▶ [Records for the task]

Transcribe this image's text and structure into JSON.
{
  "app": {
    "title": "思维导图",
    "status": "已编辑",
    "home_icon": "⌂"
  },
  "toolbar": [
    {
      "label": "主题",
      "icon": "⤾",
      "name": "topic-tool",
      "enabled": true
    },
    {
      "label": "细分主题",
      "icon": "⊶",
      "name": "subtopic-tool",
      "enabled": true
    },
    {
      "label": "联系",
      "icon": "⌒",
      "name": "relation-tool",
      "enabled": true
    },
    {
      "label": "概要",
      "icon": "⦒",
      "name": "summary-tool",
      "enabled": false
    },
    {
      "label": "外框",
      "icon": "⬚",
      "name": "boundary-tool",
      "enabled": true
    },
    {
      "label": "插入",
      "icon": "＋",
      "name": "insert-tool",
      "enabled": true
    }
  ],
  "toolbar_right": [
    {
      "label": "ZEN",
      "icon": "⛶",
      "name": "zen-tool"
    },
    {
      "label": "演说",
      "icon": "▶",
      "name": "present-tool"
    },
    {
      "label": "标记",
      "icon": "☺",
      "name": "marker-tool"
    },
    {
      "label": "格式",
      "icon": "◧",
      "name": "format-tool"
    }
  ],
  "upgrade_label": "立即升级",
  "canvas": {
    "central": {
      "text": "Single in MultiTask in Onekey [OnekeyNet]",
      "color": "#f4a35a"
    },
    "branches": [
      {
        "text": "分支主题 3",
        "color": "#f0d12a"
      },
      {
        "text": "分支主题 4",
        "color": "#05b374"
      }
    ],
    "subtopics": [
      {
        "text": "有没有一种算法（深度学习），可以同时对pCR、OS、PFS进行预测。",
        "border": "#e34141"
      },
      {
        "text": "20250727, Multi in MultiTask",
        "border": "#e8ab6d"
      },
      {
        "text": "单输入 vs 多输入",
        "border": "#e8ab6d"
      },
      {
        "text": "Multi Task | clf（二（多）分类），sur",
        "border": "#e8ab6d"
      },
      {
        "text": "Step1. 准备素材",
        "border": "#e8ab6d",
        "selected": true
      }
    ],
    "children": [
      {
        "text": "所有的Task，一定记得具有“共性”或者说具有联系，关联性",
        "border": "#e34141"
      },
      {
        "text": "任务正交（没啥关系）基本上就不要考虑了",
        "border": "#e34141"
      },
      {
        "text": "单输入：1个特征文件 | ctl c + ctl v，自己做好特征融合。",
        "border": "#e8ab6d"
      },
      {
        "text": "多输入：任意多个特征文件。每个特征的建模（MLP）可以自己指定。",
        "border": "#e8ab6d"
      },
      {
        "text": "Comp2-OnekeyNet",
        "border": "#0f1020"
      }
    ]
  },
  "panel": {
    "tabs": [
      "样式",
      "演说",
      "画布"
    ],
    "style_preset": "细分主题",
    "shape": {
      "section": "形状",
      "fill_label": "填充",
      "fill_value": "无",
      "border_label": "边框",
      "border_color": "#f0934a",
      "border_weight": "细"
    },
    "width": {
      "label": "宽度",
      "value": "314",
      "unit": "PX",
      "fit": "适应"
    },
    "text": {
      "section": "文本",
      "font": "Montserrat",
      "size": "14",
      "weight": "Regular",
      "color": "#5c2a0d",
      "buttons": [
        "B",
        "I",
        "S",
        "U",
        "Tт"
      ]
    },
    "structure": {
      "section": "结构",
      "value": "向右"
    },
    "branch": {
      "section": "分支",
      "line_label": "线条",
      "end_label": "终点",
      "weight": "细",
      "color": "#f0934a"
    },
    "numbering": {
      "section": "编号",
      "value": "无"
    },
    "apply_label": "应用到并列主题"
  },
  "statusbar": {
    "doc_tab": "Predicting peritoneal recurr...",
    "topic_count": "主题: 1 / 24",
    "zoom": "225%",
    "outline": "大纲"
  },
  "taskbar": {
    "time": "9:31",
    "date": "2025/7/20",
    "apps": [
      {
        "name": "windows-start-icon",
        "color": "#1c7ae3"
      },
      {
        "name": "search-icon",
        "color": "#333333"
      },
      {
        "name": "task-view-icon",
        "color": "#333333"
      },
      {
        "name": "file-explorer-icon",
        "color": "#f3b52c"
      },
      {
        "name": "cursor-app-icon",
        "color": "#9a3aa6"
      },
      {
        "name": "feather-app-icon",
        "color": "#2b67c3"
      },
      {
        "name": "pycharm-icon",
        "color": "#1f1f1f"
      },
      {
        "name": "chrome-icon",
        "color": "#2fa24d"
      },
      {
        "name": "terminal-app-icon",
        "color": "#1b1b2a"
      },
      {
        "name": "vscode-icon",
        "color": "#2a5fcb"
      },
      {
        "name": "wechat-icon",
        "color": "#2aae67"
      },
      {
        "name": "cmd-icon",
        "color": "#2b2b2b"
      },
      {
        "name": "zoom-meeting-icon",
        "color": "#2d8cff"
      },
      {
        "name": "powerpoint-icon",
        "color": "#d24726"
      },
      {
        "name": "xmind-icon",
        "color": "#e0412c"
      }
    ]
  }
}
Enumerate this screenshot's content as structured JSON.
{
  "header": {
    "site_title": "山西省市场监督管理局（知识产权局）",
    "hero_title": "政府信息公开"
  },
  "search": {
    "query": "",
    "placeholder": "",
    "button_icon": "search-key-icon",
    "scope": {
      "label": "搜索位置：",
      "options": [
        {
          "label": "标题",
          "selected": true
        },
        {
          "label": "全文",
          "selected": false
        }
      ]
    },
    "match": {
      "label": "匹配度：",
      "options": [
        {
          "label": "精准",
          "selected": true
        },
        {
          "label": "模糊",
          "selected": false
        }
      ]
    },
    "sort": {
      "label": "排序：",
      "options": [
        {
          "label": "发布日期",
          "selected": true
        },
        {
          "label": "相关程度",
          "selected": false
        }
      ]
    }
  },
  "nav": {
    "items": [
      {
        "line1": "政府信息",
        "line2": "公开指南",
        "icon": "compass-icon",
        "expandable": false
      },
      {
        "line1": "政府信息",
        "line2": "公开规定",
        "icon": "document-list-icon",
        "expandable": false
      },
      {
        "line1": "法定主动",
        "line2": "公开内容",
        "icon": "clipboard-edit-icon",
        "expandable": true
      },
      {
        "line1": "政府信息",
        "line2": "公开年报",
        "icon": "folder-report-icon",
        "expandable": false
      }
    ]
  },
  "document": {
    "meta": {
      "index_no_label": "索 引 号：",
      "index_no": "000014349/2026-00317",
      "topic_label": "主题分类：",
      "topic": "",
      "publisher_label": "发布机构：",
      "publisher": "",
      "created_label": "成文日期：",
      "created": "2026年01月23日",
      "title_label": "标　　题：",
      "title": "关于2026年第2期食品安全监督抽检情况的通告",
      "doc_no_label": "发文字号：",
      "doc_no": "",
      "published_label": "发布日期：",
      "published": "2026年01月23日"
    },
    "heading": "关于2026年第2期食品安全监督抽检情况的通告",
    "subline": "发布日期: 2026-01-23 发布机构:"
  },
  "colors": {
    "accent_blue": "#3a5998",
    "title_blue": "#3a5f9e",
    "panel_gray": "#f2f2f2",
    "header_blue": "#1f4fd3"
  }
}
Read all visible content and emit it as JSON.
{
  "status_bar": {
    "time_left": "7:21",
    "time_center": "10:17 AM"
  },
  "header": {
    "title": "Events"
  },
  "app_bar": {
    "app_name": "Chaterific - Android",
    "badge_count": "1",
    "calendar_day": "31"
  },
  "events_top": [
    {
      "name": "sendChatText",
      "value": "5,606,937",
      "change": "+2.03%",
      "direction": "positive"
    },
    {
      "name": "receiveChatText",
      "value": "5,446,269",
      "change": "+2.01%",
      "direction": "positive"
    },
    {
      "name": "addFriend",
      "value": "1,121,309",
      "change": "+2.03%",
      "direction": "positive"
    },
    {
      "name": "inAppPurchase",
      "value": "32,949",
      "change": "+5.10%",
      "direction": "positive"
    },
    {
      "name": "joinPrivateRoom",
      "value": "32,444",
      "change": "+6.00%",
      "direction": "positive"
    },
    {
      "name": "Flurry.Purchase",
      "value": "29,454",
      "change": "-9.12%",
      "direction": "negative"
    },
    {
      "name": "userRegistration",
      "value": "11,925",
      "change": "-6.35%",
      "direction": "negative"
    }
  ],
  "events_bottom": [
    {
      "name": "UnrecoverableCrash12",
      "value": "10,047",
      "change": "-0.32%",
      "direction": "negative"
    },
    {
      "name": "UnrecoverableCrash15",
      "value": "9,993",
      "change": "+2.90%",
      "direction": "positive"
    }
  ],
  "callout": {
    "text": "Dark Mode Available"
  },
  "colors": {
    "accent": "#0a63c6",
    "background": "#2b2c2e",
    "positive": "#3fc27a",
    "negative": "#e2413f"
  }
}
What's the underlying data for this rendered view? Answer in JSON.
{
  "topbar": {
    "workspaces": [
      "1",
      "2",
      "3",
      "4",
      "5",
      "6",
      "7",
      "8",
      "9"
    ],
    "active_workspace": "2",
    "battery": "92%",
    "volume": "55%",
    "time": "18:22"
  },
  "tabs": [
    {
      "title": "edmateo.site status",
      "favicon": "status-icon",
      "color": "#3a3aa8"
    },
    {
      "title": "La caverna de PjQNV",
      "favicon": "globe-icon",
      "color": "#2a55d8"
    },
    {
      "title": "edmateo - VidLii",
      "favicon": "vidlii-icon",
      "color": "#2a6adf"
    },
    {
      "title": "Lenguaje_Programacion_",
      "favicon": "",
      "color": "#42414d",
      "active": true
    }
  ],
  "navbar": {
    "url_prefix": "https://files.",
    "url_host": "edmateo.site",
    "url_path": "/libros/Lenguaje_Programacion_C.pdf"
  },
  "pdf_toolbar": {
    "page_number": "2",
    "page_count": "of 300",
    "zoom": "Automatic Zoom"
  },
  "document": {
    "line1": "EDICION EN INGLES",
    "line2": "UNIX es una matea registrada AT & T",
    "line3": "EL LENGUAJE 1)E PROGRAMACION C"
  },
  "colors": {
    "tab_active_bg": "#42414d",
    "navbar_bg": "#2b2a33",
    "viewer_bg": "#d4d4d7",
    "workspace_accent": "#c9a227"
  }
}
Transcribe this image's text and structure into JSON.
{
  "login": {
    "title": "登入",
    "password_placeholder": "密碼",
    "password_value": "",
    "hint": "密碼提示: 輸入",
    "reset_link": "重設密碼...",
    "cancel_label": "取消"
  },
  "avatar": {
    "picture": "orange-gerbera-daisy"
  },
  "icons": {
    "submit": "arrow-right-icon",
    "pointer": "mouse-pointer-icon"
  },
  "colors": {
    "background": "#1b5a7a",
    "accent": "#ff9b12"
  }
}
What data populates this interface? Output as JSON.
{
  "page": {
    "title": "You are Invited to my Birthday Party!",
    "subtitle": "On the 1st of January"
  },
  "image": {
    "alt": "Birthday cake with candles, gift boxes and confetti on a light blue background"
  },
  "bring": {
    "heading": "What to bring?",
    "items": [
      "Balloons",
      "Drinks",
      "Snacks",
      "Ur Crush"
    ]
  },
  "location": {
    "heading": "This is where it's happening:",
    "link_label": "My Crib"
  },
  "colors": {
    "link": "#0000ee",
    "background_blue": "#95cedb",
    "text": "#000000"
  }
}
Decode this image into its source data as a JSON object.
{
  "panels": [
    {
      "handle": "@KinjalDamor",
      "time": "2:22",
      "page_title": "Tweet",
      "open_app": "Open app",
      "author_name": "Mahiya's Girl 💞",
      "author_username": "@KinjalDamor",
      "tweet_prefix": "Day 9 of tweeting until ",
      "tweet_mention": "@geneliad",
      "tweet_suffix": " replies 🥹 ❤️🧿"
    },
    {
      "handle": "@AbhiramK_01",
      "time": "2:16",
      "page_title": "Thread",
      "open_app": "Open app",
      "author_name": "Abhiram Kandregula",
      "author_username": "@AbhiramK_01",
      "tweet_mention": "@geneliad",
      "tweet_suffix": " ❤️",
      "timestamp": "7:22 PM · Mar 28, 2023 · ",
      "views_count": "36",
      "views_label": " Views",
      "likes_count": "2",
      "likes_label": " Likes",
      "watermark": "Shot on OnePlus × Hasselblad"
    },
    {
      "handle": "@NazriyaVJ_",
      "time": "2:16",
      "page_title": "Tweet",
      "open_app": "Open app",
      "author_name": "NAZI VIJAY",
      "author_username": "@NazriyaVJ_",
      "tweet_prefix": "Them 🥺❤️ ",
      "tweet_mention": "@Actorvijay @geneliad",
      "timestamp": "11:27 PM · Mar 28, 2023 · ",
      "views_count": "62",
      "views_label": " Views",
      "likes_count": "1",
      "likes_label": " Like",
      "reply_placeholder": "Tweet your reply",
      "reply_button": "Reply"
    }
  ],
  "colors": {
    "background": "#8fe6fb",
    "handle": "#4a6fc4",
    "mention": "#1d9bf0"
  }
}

▶ [What is needed] Reply with only the number of lines in the entries that contain the word "handle".

▶ [The output] 4